- **Document section**:
start

China seems to be in the same position, economically speaking, that Japan was in the early 1970s.
Japan relied heavily on exports to register extraordinary growth in the 1950s and 1960s. But its growth was halted by the 1973 oil crisis, which also had a devastating effect on the world market. During the next decades, Japan's GDP grew 3.4 per cent a year, barely 40 per cent of the average rate it had achieved in the 20 years before the oil crisis.
And when its real estate bubble burst in 1993, Japan's GDP began a long period of virtually zero growth, with its domestic price levels declining secularly.
Analysts often associate the "Japan syndrome" to the country's exports-led growth model and demographic changes.
Dependence on exports made Japan vulnerable to the shocks suffered by the world market, because the savings accumulated through exports were the source of its real estate bubbles.
In terms of demographics, Japan's labour supply reached its peak in 1993, after which it started sliding toward an aging society; in fact, it is now has the highest proportion of aged people. One of the dire consequences of Japan's aging society is the continuous decline in its domestic demand.
China, too, followed a exports-led growth model for faster economic development. Like the 1973 oil crisis, the 2008 global financial crisis dealt a major blow to the world economy. As a result, China's export-oriented growth has decelerated since. And like in Japan in the late 1980s, the exports-led high rate of savings have contributed to China's real estate and stock market bubbles.

end

- **Exercise 1**: According to the passage on Japan and China, in what year did Japan's labor supply reach its peak?
The listing that follows has no connection to the passage on Japan and China above.

- **The input**:
start

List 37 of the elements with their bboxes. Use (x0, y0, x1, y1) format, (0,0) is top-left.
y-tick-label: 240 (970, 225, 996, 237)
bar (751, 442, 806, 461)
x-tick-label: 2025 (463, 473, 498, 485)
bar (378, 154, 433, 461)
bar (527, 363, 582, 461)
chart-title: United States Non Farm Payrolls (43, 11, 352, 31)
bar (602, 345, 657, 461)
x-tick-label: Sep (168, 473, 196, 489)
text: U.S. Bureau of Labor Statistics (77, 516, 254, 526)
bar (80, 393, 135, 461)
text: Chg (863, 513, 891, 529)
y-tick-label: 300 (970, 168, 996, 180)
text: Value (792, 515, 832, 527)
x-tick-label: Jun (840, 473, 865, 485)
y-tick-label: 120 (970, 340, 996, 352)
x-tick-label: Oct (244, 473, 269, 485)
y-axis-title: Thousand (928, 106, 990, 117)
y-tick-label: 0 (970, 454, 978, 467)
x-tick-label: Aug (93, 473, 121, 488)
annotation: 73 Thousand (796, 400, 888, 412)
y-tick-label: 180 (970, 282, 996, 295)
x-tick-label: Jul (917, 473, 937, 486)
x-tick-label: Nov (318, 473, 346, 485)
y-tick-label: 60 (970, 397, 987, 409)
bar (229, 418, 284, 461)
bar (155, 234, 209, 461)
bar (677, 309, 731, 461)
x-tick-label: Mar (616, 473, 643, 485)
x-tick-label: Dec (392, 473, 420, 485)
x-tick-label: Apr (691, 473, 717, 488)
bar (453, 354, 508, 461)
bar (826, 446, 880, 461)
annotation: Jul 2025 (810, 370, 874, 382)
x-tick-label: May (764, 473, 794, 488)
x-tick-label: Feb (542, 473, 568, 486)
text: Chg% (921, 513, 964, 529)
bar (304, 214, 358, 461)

end

- **Exercise 2**: Reproduce the stretch from the first line of the listing through the line that contains "text: Value (792, 515, 832, 527)", including both of those lines.

- **Right answer 1**: 1993

- **Right answer 2**:
List 37 of the elements with their bboxes. Use (x0, y0, x1, y1) format, (0,0) is top-left.
y-tick-label: 240 (970, 225, 996, 237)
bar (751, 442, 806, 461)
x-tick-label: 2025 (463, 473, 498, 485)
bar (378, 154, 433, 461)
bar (527, 363, 582, 461)
chart-title: United States Non Farm Payrolls (43, 11, 352, 31)
bar (602, 345, 657, 461)
x-tick-label: Sep (168, 473, 196, 489)
text: U.S. Bureau of Labor Statistics (77, 516, 254, 526)
bar (80, 393, 135, 461)
text: Chg (863, 513, 891, 529)
y-tick-label: 300 (970, 168, 996, 180)
text: Value (792, 515, 832, 527)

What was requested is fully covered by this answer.